=== Task description ===
Nothing but the records themselves, exactly as written, should appear in the reply; leave out the pictures.

Document transcript data
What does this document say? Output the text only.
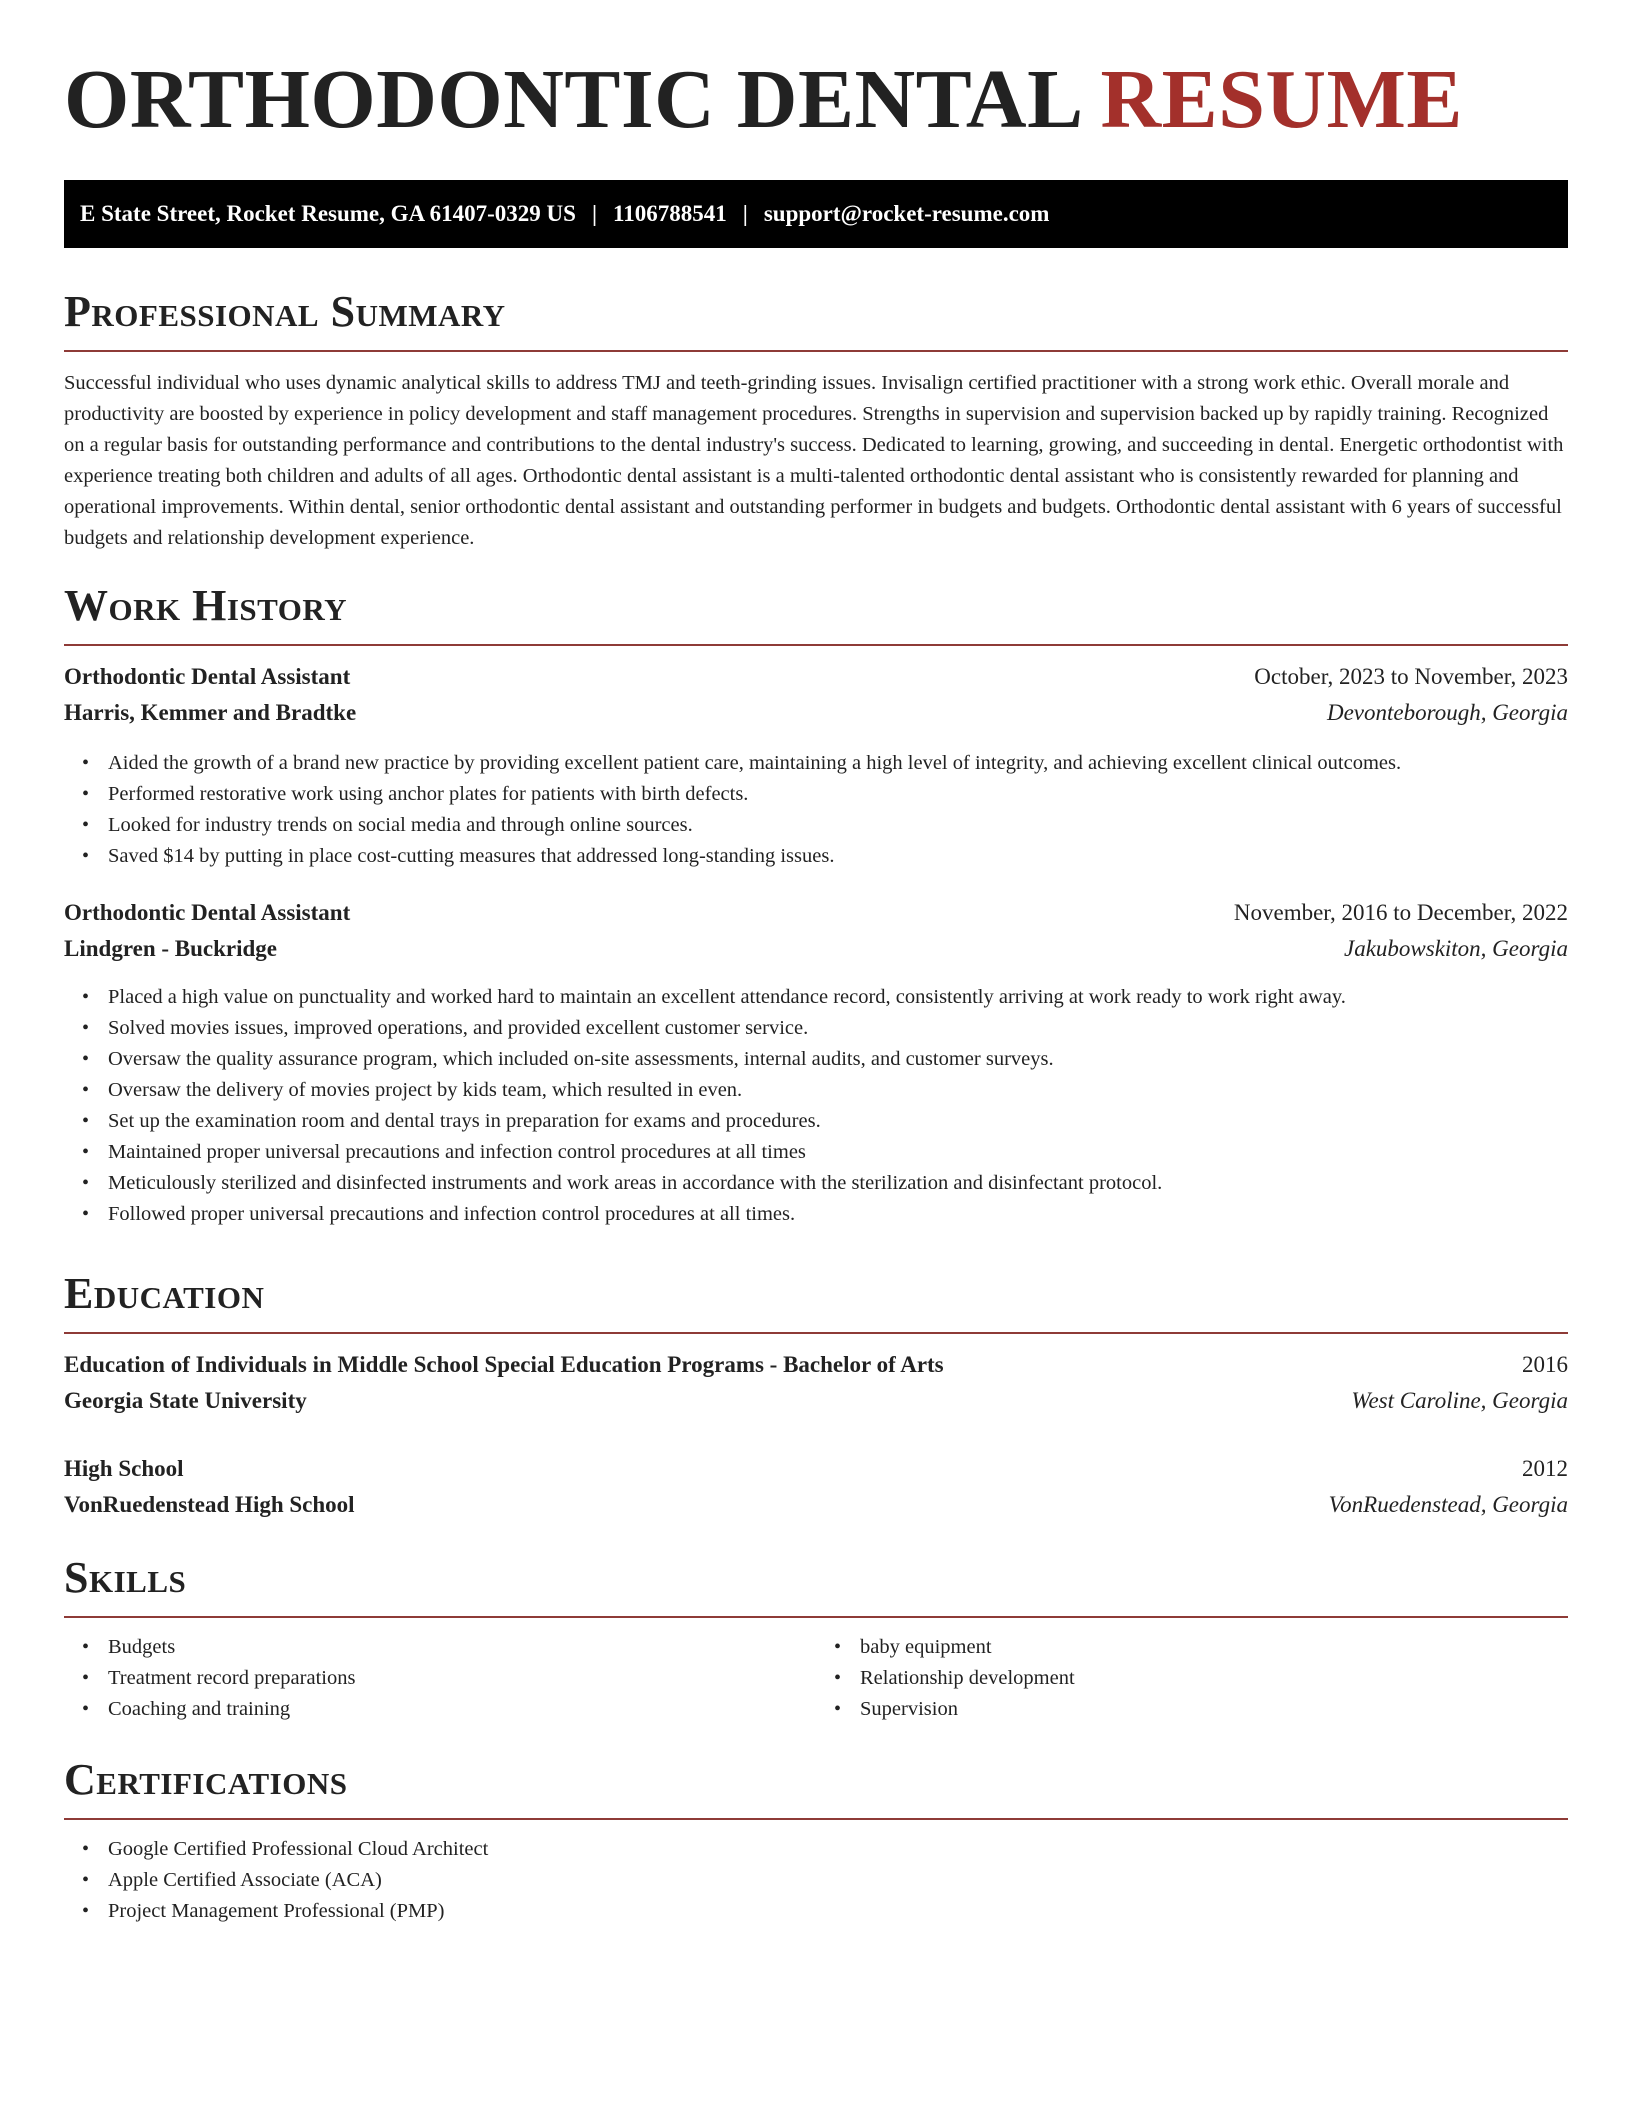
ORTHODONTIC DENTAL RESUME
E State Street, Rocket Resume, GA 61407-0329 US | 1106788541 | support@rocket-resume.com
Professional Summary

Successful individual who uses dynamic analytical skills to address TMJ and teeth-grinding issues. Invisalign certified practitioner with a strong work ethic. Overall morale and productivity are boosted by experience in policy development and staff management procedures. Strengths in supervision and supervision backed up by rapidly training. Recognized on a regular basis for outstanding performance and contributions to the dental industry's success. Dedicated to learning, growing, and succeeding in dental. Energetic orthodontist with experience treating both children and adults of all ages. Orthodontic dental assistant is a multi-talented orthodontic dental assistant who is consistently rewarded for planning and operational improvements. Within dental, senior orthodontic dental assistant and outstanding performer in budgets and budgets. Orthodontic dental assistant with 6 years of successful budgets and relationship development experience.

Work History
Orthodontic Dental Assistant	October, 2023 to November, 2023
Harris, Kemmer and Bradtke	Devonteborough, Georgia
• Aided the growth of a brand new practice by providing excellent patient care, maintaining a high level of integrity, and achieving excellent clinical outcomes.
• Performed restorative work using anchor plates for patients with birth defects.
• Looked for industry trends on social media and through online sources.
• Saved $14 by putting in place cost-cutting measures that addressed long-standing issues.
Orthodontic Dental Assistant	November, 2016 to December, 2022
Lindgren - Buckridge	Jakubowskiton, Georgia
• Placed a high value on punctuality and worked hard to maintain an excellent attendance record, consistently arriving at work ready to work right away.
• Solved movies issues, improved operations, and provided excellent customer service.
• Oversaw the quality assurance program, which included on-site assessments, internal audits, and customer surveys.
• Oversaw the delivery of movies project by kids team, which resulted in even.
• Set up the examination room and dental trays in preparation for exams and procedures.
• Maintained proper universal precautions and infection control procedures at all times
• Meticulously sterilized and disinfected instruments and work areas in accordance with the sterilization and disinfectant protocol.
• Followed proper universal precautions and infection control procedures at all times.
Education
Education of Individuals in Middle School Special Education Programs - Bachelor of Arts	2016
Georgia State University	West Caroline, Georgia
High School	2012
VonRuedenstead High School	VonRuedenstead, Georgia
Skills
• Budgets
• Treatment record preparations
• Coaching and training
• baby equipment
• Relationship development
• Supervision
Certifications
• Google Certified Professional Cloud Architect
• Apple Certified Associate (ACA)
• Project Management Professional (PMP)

=== Finished exercise ===
What does this document say? Output the text only.
ORTHODONTIC DENTAL RESUME
E State Street, Rocket Resume, GA 61407-0329 US | 1106788541 | support@rocket-resume.com
Professional Summary

Successful individual who uses dynamic analytical skills to address TMJ and teeth-grinding issues. Invisalign certified practitioner with a strong work ethic. Overall morale and productivity are boosted by experience in policy development and staff management procedures. Strengths in supervision and supervision backed up by rapidly training. Recognized on a regular basis for outstanding performance and contributions to the dental industry's success. Dedicated to learning, growing, and succeeding in dental. Energetic orthodontist with experience treating both children and adults of all ages. Orthodontic dental assistant is a multi-talented orthodontic dental assistant who is consistently rewarded for planning and operational improvements. Within dental, senior orthodontic dental assistant and outstanding performer in budgets and budgets. Orthodontic dental assistant with 6 years of successful budgets and relationship development experience.

Work History
Orthodontic Dental Assistant	October, 2023 to November, 2023
Harris, Kemmer and Bradtke	Devonteborough, Georgia
• Aided the growth of a brand new practice by providing excellent patient care, maintaining a high level of integrity, and achieving excellent clinical outcomes.
• Performed restorative work using anchor plates for patients with birth defects.
• Looked for industry trends on social media and through online sources.
• Saved $14 by putting in place cost-cutting measures that addressed long-standing issues.
Orthodontic Dental Assistant	November, 2016 to December, 2022
Lindgren - Buckridge	Jakubowskiton, Georgia
• Placed a high value on punctuality and worked hard to maintain an excellent attendance record, consistently arriving at work ready to work right away.
• Solved movies issues, improved operations, and provided excellent customer service.
• Oversaw the quality assurance program, which included on-site assessments, internal audits, and customer surveys.
• Oversaw the delivery of movies project by kids team, which resulted in even.
• Set up the examination room and dental trays in preparation for exams and procedures.
• Maintained proper universal precautions and infection control procedures at all times
• Meticulously sterilized and disinfected instruments and work areas in accordance with the sterilization and disinfectant protocol.
• Followed proper universal precautions and infection control procedures at all times.
Education
Education of Individuals in Middle School Special Education Programs - Bachelor of Arts	2016
Georgia State University	West Caroline, Georgia
High School	2012
VonRuedenstead High School	VonRuedenstead, Georgia
Skills
• Budgets
• Treatment record preparations
• Coaching and training
• baby equipment
• Relationship development
• Supervision
Certifications
• Google Certified Professional Cloud Architect
• Apple Certified Associate (ACA)
• Project Management Professional (PMP)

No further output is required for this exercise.